**Written request:** In the passage on the Iraq war debate below, translate this sentence into Spanish: "Every single one of these suggestions was ignored."

**Selected passage:**
_ _ _

The problem really is, of course, what now to do in Iraq. The polls show well more than half of us now think Iraq has and had nothing to do with the War on Terror and think we should get out. But we can't. That's not a good alternative. And staying is making things worse. It's a problem.

So the Republicans are in trouble. The definitive word is the war has made things worse, and made us less safe. It's time to look strong, if nothing else. This preventative war was the mother of all bad decisions.

And that led to the curious column from David Ignatius's in the Wednesday, September 27th Washington Post, where he said this -

    Many Democrats act as if that's the end of the discussion: A mismanaged occupation has created a breeding ground for terrorists, so we should withdraw and let the Iraqis sort out the mess.... But with a few notable exceptions, the Democrats are mostly ducking the hard question of what to do next.... Unfortunately, as bad as things are, they could get considerably worse.

    ... The Democrats understandably want to treat Iraq as George Bush's war and wash their hands of it. But the damage of Iraq can be mitigated only if it again becomes the nation's war - with the whole country invested in finding a way out of the morass that doesn't leave us permanently in greater peril. If the Democrats could lead that kind of debate about security, they would become the nation's governing party.

What? The Democrats become the janitorial service, cleaning up after the frat party? Why?

Kevin Drum has a good response here -

    I agree that allowing Iraq to spiral into civil war would be a disaster, but it's telling that Ignatius doesn't propose any solutions himself aside from a vague allusion to the possibility of federalism and partitioning - an idea that's been floating around liberal foreign policy circles for the past couple of years but has gone nowhere because it has no traction either among Republicans or among Iraqis themselves.

    Look: A "debate" is fine, but only if there's something to debate. Should we privatize Social Security? Let's debate. Should we debate about how to fix Iraq? We could, but only if there were some plausible solutions to argue about. Unfortunately, there aren't. We don't have enough troops in Iraq to keep order and the troops we do have aren't trained properly anyway. Nobody appears to have any serious desire to change that. Politically, the sectarian split in Iraq is embedded deeply in their history and culture and is mostly beyond our ability to affect, especially after three years of mismanagement. Globally, we have virtually no influence left with either local power brokers like Iran or with our European allies.

    Various luminaries in the liberal foreign policy community have been proposing Iraq policies right and left for over three years now. First, that perhaps we should have kept our focus on Afghanistan and stayed out of Iraq altogether. Then, once we were there, liberal thinkers suggested more troops, dialogue with Iran, a multilateral council to accelerate regional investment in Iraq's progress, a variety of counterinsurgency strategies, a variety of partition plans, more serious engagement in Israeli-Palestinian talks (Tony Blair practically begged for this), and on and on. Every single one of these suggestions was ignored.

_ _ _

**Provided material:**
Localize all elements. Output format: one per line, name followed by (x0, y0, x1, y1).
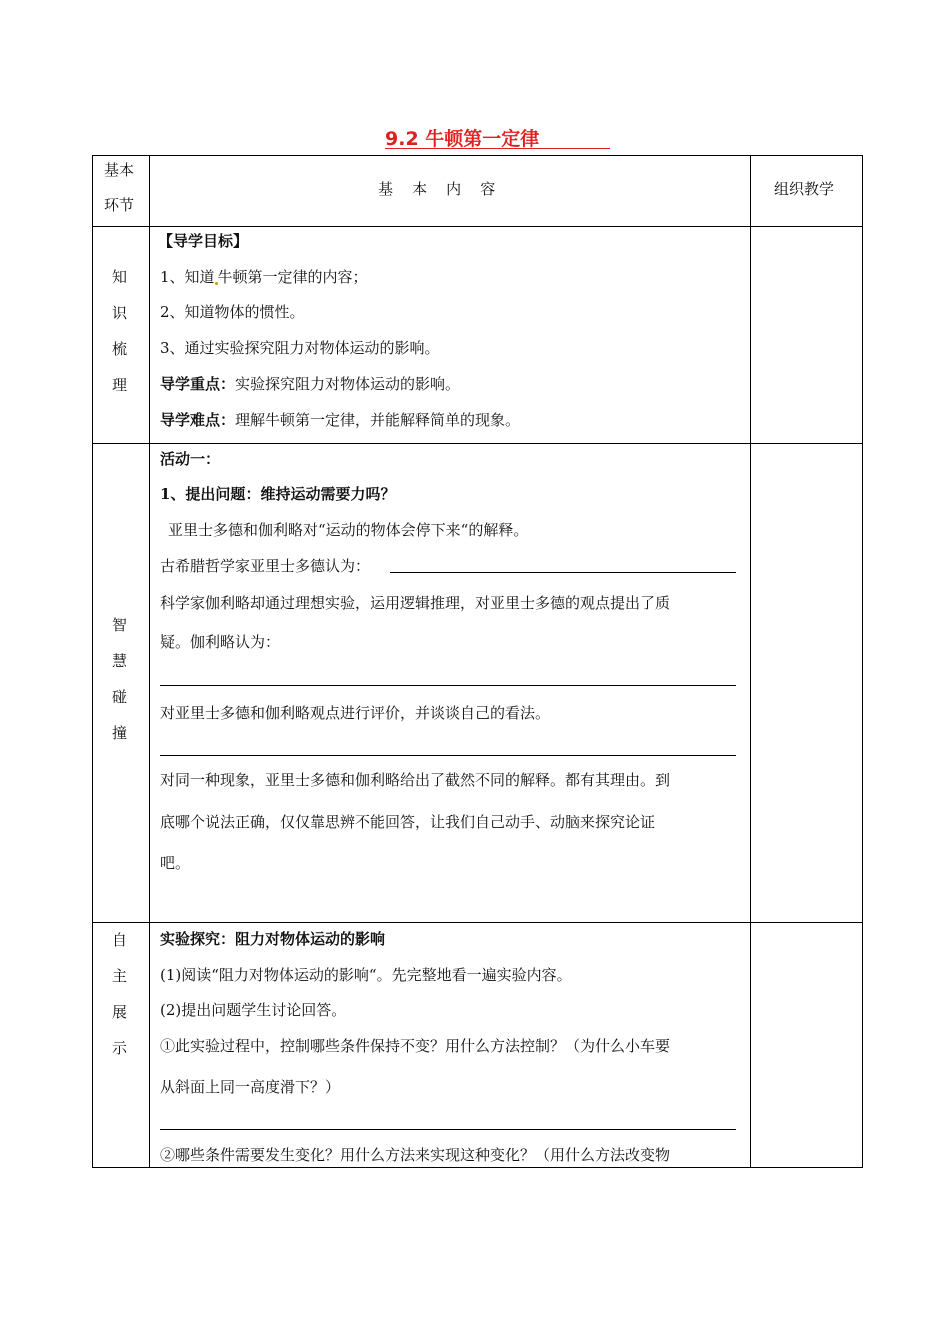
row-divider-1 (92, 226, 862, 227)
answer-line (160, 685, 736, 686)
section3-heading: 实验探究：阻力对物体运动的影响 (160, 930, 386, 948)
answer-line (160, 755, 736, 756)
section2-heading: 活动一： (160, 450, 221, 468)
row-divider-3 (92, 922, 862, 923)
section2-line-3: 科学家伽利略却通过理想实验，运用逻辑推理，对亚里士多德的观点提出了质 (160, 594, 671, 612)
section1-item-1: 1、知道 牛顿第一定律的内容； (160, 268, 368, 286)
row-divider-2 (92, 443, 862, 444)
section2-label-char: 慧 (112, 652, 128, 670)
section2-line-6: 对同一种现象，亚里士多德和伽利略给出了截然不同的解释。都有其理由。到 (160, 771, 671, 789)
section3-label-char: 自 (112, 931, 128, 949)
table-border-right (862, 155, 863, 1168)
title-underline (385, 148, 610, 149)
section2-line-8: 吧。 (160, 854, 191, 872)
header-col1-line1: 基本 (104, 161, 135, 179)
table-border-top (92, 155, 862, 156)
table-border-bottom (92, 1167, 862, 1168)
table-divider-1 (149, 155, 150, 1168)
section2-label-char: 碰 (112, 688, 128, 706)
section3-line-2: (2)提出问题学生讨论回答。 (160, 1001, 347, 1019)
header-col1-line2: 环节 (104, 196, 135, 214)
section2-line-5: 对亚里士多德和伽利略观点进行评价，并谈谈自己的看法。 (160, 704, 551, 722)
table-divider-2 (750, 155, 751, 1168)
section1-label-char: 知 (112, 268, 128, 286)
section3-label-char: 主 (112, 967, 128, 985)
section2-line-1: 亚里士多德和伽利略对“运动的物体会停下来“的解释。 (168, 521, 529, 539)
section2-label-char: 撞 (112, 724, 128, 742)
section3-line-4: 从斜面上同一高度滑下？） (160, 1078, 341, 1096)
section3-line-5: ②哪些条件需要发生变化？用什么方法来实现这种变化？（用什么方法改变物 (160, 1146, 671, 1164)
section1-label-char: 理 (112, 376, 128, 394)
section3-line-3: ①此实验过程中，控制哪些条件保持不变？用什么方法控制？（为什么小车要 (160, 1037, 671, 1055)
page-title: 9.2 牛顿第一定律 (385, 128, 540, 150)
section1-label-char: 梳 (112, 340, 128, 358)
header-col3: 组织教学 (774, 180, 835, 198)
section2-label-char: 智 (112, 616, 128, 634)
section2-question: 1、提出问题：维持运动需要力吗？ (160, 485, 396, 503)
section2-line-4: 疑。伽利略认为： (160, 633, 281, 651)
section1-item-3: 3、通过实验探究阻力对物体运动的影响。 (160, 339, 440, 357)
section1-label-char: 识 (112, 304, 128, 322)
section3-label-char: 展 (112, 1003, 128, 1021)
section1-item-2: 2、知道物体的惯性。 (160, 303, 305, 321)
section1-focus: 导学重点：实验探究阻力对物体运动的影响。 (160, 375, 461, 393)
section3-line-1: (1)阅读“阻力对物体运动的影响“。先完整地看一遍实验内容。 (160, 966, 572, 984)
section1-heading: 【导学目标】 (158, 232, 249, 250)
section2-line-2: 古希腊哲学家亚里士多德认为： (160, 557, 371, 575)
answer-line (390, 572, 736, 573)
table-border-left (92, 155, 93, 1168)
section1-difficulty: 导学难点：理解牛顿第一定律，并能解释简单的现象。 (160, 411, 521, 429)
answer-line (160, 1129, 736, 1130)
section2-line-7: 底哪个说法正确，仅仅靠思辨不能回答，让我们自己动手、动脑来探究论证 (160, 813, 656, 831)
header-col2: 基 本 内 容 (378, 180, 496, 198)
section3-label-char: 示 (112, 1039, 128, 1057)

_ _ _

**Exercise solution:** Todas y cada una de estas sugerencias fueron ignoradas.